→ **Exercise directions**:
Write out the whole listing again, exactly.
╭─ Input material
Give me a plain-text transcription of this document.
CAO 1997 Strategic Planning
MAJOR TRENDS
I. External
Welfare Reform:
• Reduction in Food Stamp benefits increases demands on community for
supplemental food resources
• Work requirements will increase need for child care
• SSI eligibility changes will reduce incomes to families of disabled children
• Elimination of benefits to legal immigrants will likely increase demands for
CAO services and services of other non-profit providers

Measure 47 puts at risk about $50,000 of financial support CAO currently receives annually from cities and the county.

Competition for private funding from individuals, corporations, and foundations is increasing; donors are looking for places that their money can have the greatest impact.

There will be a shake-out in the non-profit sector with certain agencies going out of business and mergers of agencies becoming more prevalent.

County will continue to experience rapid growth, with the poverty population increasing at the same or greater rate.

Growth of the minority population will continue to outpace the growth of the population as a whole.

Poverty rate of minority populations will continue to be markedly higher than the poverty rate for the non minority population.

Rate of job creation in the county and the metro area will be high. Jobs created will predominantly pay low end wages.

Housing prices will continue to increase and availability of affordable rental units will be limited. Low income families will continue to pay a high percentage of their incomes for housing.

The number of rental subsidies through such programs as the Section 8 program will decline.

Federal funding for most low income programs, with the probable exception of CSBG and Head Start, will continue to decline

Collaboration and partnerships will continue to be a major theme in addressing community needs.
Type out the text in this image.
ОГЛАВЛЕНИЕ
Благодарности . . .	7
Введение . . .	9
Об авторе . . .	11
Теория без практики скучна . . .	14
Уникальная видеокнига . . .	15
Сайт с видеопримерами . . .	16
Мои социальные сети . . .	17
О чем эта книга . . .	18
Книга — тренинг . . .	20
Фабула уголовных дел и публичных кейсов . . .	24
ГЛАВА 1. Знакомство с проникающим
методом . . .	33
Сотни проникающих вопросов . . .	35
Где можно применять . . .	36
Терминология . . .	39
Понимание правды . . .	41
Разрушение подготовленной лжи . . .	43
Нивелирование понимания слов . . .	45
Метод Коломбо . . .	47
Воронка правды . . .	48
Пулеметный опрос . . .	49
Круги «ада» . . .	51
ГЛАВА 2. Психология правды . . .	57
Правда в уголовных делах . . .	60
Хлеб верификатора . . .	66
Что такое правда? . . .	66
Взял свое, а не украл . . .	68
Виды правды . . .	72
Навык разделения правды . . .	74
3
╰─
→ **Written response**:
Give me a plain-text transcription of this document.
CAO 1997 Strategic Planning
MAJOR TRENDS
I. External
Welfare Reform:
• Reduction in Food Stamp benefits increases demands on community for
supplemental food resources
• Work requirements will increase need for child care
• SSI eligibility changes will reduce incomes to families of disabled children
• Elimination of benefits to legal immigrants will likely increase demands for
CAO services and services of other non-profit providers

Measure 47 puts at risk about $50,000 of financial support CAO currently receives annually from cities and the county.

Competition for private funding from individuals, corporations, and foundations is increasing; donors are looking for places that their money can have the greatest impact.

There will be a shake-out in the non-profit sector with certain agencies going out of business and mergers of agencies becoming more prevalent.

County will continue to experience rapid growth, with the poverty population increasing at the same or greater rate.

Growth of the minority population will continue to outpace the growth of the population as a whole.

Poverty rate of minority populations will continue to be markedly higher than the poverty rate for the non minority population.

Rate of job creation in the county and the metro area will be high. Jobs created will predominantly pay low end wages.

Housing prices will continue to increase and availability of affordable rental units will be limited. Low income families will continue to pay a high percentage of their incomes for housing.

The number of rental subsidies through such programs as the Section 8 program will decline.

Federal funding for most low income programs, with the probable exception of CSBG and Head Start, will continue to decline

Collaboration and partnerships will continue to be a major theme in addressing community needs.
Type out the text in this image.
ОГЛАВЛЕНИЕ
Благодарности . . .	7
Введение . . .	9
Об авторе . . .	11
Теория без практики скучна . . .	14
Уникальная видеокнига . . .	15
Сайт с видеопримерами . . .	16
Мои социальные сети . . .	17
О чем эта книга . . .	18
Книга — тренинг . . .	20
Фабула уголовных дел и публичных кейсов . . .	24
ГЛАВА 1. Знакомство с проникающим
методом . . .	33
Сотни проникающих вопросов . . .	35
Где можно применять . . .	36
Терминология . . .	39
Понимание правды . . .	41
Разрушение подготовленной лжи . . .	43
Нивелирование понимания слов . . .	45
Метод Коломбо . . .	47
Воронка правды . . .	48
Пулеметный опрос . . .	49
Круги «ада» . . .	51
ГЛАВА 2. Психология правды . . .	57
Правда в уголовных делах . . .	60
Хлеб верификатора . . .	66
Что такое правда? . . .	66
Взял свое, а не украл . . .	68
Виды правды . . .	72
Навык разделения правды . . .	74
3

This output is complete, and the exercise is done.